**Yapılacak İşler**
- a) Aşağıdaki Lizbon yazısına göre şu ifadelerin her biri için evet ya da hayır deyin ve karara varmanızı sağlayan sözleri yazıdan aynen alıntılayın. (i) Yazar Lizbon'a ilk kez bir yoga semineri için gitmiş. (ii) Yazar 2010 Temmuz'unda Lizbon'da yalnız tatil yapmış. (iii) Yazar, Alda'dan aldığı tariflerin hepsini paylaşacak.
- b) Lizbon yazısına göre yazar Alda ile kimin aracılığıyla tanışmış?
- c) Lizbon yazısını, görünen son cümlenin ardından sürdürün.

28 Şubat 2021 Pazar

HİNDİSTAN SONRASI TARİFLER - Lizbon'dan Bir Esinti

YEDİ TEPELİ LİZBON’DAN  BİR ESİNTİ

Lizbon’a ilk 1996 yılında bir yoga semineri için gitmiştim. Okyanus kıyısında dev çorba kaselerindeki  sebze çorbaları kalmış aklımda.  2002 yılında da bir iş toplantısı için tekrar gittiğimde dev Jumbo karideslere takmıştım kafayı. Hatta bir keresinde o kadar kocaman iki karides vardı  ki  tabağımda,  onlarla hatıra fotoğrafı dahi çektirmiştim. Ciddiyim! Müthiş soslarla servis edilmişti.  Fado dinlemiştik bir de  o gece.

Asıl tariflerini paylaşacağım Alda ‘dan bahsetmek istiyorum size. 2010 yılı Temmuz ayı boyunca iki oğlumla tatildeydik Lizbon’da. Alda ile ortak bir arkadaşımız aracılığı ile tanışmıştım onunla. O zamanlar elli yaşındaydı Alda. Son derece çekici alımlı bir kadındı. Ve tanrım eli nasıl da marifetliydi öyle . Onu  sevecen  cömert  nazik neşeli biri olarak hatırlıyorum .  Bir keresinde koca aile için paela yapmıştı bir akşam . Böyle bir lezzet bilmiyorum. Ondan dört tarif almışım ve sizinle iki tarifi paylaşacağım. 


                                 

Yeşil Şarap ile tam ne zaman tanıştım hatırlamıyorum fakat baloncuklu yeşilimsi rengi ve sek tadı ile pek sevmiştim bu şarabı. Şampanyaya benzetiyordum. Dostlarım benim yeşil şarabı çok sevdiğimi bildiklerinden mutlaka sofrada bulunduruyorlardı. Burada da satılıyor şimdilerde. Vinho Verde!  O sıralar özel Portekizce dersi bile alıyordum. Aşk insana neler neler yaptırıyor.

(Veri kümesi alıntısı)

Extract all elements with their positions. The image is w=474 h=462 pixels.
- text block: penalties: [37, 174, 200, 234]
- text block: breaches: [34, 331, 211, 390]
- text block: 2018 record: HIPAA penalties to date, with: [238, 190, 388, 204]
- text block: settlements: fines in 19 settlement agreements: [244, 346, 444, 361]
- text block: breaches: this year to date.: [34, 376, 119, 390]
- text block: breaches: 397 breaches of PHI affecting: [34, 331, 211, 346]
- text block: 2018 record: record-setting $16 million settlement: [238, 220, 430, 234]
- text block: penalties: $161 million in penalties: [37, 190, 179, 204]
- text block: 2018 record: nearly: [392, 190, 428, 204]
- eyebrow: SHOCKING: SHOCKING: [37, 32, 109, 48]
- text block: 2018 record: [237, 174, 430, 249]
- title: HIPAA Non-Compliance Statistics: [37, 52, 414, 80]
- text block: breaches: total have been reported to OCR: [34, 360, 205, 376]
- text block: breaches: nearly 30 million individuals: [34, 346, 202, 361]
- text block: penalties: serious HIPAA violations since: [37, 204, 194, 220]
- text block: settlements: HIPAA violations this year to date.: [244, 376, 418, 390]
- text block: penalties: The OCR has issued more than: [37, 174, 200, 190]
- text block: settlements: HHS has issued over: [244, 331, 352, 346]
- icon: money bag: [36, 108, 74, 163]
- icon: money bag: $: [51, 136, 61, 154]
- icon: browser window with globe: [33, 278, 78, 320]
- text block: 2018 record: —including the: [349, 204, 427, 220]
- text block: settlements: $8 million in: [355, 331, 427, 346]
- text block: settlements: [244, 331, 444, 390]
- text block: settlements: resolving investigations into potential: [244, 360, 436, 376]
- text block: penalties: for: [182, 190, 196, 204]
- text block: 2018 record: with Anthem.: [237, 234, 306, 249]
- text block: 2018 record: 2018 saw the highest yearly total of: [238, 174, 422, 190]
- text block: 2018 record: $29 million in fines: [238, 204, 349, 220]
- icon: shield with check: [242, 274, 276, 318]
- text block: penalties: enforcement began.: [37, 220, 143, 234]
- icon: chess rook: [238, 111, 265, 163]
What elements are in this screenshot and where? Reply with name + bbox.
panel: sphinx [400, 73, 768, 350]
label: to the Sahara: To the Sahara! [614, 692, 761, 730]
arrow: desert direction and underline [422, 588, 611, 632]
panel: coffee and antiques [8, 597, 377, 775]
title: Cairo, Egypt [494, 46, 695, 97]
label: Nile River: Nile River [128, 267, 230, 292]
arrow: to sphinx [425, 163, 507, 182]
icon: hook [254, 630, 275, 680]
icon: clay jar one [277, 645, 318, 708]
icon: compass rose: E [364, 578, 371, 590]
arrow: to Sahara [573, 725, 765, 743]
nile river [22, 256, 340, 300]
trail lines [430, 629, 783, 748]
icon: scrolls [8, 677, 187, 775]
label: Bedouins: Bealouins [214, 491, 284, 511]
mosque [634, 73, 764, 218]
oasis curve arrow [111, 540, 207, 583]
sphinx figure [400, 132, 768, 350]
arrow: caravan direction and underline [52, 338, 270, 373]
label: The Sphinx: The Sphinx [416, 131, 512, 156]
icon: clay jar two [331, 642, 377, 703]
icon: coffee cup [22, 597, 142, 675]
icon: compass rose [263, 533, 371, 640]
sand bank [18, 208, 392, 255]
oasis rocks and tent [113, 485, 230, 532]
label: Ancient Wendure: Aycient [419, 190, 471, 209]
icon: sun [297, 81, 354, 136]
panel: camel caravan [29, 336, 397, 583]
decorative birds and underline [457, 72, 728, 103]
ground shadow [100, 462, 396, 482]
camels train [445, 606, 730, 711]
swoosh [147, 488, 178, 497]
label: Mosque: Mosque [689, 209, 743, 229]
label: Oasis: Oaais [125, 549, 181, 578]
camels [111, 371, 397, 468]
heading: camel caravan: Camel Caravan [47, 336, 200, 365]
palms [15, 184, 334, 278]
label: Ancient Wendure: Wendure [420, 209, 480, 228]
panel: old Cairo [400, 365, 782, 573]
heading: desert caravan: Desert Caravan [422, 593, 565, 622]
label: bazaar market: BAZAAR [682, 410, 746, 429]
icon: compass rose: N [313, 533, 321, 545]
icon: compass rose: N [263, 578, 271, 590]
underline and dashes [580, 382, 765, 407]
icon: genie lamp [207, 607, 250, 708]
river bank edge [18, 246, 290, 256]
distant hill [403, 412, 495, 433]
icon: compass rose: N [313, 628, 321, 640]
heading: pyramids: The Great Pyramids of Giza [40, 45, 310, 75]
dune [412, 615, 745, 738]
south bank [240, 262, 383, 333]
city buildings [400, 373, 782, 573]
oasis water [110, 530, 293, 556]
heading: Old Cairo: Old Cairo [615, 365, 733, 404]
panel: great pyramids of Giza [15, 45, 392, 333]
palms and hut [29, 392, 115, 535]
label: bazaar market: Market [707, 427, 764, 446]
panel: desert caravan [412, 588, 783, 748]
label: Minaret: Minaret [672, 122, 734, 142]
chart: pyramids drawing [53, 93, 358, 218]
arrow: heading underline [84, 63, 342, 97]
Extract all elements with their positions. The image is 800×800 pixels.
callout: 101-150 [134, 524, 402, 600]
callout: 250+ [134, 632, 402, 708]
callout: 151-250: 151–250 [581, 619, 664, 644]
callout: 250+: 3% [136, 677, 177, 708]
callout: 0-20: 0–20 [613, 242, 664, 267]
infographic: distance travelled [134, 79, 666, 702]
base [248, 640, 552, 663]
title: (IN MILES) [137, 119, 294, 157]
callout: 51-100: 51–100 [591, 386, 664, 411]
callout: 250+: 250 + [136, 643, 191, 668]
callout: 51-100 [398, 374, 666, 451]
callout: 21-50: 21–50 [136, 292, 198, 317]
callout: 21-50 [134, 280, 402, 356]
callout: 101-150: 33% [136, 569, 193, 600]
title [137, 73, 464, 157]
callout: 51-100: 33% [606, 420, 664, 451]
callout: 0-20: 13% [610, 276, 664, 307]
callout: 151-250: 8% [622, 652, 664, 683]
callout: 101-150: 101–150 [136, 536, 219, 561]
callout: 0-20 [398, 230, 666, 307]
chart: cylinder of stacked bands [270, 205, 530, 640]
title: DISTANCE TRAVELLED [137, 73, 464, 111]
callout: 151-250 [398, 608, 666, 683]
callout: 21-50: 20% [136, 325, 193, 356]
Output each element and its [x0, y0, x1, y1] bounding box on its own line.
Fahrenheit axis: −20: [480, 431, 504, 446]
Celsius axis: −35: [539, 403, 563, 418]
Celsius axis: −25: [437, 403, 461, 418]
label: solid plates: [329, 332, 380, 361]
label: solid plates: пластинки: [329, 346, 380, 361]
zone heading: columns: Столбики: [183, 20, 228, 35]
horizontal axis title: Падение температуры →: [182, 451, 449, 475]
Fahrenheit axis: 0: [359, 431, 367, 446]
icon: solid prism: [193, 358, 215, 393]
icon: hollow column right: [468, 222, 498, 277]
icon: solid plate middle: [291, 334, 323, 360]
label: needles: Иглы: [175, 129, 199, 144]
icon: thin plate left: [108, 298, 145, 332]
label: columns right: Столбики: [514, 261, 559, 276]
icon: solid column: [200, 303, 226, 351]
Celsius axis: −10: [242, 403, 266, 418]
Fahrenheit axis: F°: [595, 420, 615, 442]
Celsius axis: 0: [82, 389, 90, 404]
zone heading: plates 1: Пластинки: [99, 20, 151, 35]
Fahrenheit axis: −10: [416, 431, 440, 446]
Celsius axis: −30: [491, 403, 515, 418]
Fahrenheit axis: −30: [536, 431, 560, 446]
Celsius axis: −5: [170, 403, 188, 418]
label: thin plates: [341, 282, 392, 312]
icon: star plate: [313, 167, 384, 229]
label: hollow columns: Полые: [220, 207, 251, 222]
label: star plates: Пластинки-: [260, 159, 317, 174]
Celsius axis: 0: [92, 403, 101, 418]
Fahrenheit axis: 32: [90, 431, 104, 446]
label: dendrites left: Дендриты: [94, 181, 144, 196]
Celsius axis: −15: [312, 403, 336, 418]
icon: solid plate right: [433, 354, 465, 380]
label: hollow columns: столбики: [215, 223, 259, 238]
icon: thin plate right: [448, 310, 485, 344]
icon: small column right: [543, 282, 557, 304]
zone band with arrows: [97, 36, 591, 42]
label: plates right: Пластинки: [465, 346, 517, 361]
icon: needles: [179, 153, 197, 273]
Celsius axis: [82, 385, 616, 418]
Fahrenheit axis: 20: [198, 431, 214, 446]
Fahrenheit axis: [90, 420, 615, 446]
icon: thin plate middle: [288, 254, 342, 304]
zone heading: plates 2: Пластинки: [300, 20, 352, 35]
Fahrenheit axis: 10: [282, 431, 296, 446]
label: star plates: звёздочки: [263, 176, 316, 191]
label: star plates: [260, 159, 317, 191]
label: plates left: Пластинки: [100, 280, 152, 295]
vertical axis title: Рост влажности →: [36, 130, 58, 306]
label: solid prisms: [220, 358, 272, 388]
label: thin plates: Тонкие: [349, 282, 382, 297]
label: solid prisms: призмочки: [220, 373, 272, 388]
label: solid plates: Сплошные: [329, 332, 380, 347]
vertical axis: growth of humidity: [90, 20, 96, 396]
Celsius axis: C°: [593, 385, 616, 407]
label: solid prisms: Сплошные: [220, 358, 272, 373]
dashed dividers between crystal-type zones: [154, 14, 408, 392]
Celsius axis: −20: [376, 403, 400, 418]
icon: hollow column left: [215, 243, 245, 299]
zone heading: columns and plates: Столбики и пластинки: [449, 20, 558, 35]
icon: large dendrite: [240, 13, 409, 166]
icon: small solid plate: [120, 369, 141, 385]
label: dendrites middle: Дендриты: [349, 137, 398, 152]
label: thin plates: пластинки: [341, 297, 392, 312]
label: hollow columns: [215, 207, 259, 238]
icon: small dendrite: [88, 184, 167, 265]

**Çözülmüş Görevler**
- a)
(i) Evet: "Lizbon’a ilk 1996 yılında bir yoga semineri için gitmiştim."
(ii) Hayır: "2010 yılı Temmuz ayı boyunca iki oğlumla tatildeydik Lizbon’da."
(iii) Hayır: "Ondan dört tarif almışım ve sizinle iki tarifi paylaşacağım."

- b) Ortak bir arkadaşları aracılığıyla.

- c)
Alda’nın evinin olduğu bölge yoğun çam ağaçları ile kaplı idi. Aslında Lizbon’un çevresinde yoğun çam ağaçları vardır. Çam fıstığı  ağaçları!  Bahçede minik bir barbekü vardı ve her seferinde çam kozalakları ile yakıyorduk barbeküyü. Kömür yerine çok daha sağlıklı ve çevreci  gelmişti bana.



Benim ve çocukların aklında kalan bir diğer lezzet de deniz salyangozu deneyimimiz idi. Minik salyangozları oğlanlar eğlenerek mideye indirmişti. Biri on diğeri dört buçuk  yaşlarındaydı. Kürdanlar ile içinden çıkarıyorduk yiyeceğimiz kısmı. Bildiğimiz salyangozlara göre daha minikti bu salyangozlar. Hatırlıyorum da koca bir tabak minik salyangoz getirmişlerdi önümüze. Oğlan çocuklarını bilirsiniz. Pek bir afacan yaramaz olurlar. Gözleri kocaman merakla kürdanları ellerine alıp girişmişlerdi salyangozları yemeğe. Ne çok eğlenmiştik o gün.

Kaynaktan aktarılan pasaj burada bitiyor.